### [Goal]
Single out the lines of the material that contain "this" and copy them.

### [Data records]

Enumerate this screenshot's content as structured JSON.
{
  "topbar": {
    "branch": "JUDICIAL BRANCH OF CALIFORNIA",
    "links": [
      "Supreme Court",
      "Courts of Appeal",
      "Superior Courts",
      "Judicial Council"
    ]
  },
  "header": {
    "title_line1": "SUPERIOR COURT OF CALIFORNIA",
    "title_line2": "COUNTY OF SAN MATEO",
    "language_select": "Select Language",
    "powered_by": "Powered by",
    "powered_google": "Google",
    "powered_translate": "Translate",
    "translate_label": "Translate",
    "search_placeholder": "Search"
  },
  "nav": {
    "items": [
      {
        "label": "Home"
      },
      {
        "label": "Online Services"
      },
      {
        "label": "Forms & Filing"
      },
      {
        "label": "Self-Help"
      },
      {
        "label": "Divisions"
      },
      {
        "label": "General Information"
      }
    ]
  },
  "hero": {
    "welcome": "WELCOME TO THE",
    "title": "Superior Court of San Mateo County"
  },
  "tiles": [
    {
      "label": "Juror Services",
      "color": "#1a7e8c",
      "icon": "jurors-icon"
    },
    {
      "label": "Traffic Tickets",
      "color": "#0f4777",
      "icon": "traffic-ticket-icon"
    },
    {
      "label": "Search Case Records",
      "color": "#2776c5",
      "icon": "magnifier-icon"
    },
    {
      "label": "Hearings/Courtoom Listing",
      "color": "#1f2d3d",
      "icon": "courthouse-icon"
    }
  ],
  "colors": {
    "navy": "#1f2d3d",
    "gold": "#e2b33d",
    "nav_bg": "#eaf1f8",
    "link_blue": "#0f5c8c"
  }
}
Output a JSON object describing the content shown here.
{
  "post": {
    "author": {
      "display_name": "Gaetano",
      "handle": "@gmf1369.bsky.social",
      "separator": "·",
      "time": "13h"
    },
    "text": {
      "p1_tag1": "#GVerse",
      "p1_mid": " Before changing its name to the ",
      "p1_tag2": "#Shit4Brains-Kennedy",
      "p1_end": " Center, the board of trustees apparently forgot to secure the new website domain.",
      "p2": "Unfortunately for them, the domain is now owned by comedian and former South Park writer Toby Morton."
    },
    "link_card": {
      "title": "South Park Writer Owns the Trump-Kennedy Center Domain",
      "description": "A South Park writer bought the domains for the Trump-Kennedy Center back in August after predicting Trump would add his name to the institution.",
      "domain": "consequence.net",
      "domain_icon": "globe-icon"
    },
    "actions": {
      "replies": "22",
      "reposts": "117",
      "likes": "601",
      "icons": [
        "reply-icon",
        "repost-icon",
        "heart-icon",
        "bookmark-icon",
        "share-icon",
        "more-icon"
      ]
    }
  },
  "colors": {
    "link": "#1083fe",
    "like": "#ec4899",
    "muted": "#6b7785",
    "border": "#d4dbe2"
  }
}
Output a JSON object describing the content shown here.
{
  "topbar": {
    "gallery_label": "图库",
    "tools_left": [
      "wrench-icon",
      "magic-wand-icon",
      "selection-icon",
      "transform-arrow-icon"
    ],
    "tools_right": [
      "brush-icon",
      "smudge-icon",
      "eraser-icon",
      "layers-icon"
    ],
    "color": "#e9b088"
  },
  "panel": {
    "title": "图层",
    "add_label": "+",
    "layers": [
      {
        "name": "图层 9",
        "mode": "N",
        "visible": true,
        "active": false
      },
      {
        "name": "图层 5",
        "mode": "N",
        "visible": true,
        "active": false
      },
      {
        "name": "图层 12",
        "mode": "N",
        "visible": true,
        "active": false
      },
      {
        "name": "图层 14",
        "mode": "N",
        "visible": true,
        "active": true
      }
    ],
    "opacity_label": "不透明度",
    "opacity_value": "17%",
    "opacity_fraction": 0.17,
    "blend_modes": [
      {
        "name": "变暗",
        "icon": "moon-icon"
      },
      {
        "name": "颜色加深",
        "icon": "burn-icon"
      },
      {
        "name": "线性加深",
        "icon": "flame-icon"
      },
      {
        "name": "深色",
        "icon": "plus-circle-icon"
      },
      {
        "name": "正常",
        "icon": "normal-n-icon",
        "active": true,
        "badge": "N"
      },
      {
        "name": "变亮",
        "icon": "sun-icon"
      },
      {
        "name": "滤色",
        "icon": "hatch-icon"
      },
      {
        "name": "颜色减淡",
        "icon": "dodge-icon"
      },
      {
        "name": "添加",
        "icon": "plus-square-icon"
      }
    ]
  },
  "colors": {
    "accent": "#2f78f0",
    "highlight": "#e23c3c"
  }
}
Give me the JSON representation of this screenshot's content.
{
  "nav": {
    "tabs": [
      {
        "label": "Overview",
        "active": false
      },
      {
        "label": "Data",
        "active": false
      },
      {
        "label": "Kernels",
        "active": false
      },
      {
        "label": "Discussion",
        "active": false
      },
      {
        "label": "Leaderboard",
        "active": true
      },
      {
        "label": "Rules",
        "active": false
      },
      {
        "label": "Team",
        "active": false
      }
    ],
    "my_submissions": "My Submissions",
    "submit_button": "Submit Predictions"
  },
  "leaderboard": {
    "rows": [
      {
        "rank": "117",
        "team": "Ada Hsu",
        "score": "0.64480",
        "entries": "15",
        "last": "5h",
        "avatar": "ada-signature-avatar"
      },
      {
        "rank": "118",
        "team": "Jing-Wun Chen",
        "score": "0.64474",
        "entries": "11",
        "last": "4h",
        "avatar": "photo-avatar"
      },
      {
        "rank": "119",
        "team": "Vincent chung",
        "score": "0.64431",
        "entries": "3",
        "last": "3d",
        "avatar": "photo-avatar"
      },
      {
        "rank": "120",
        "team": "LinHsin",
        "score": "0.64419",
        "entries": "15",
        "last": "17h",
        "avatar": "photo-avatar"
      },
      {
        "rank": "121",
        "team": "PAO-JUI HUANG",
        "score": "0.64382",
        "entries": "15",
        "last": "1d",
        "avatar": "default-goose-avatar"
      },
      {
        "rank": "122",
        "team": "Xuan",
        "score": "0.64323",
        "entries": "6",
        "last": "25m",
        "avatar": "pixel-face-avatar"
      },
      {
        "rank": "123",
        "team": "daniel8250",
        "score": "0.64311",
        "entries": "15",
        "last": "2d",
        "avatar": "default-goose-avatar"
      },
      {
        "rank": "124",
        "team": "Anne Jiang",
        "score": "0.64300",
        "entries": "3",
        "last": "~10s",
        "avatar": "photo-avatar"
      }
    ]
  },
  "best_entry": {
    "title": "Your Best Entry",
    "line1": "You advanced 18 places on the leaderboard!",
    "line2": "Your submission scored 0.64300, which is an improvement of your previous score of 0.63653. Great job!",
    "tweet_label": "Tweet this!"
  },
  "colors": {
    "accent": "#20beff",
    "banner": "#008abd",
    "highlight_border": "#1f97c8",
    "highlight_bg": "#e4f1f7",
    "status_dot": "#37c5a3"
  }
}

### [Worked solution]
Enumerate this screenshot's content as structured JSON.
Give me the JSON representation of this screenshot's content.
    "tweet_label": "Tweet this!"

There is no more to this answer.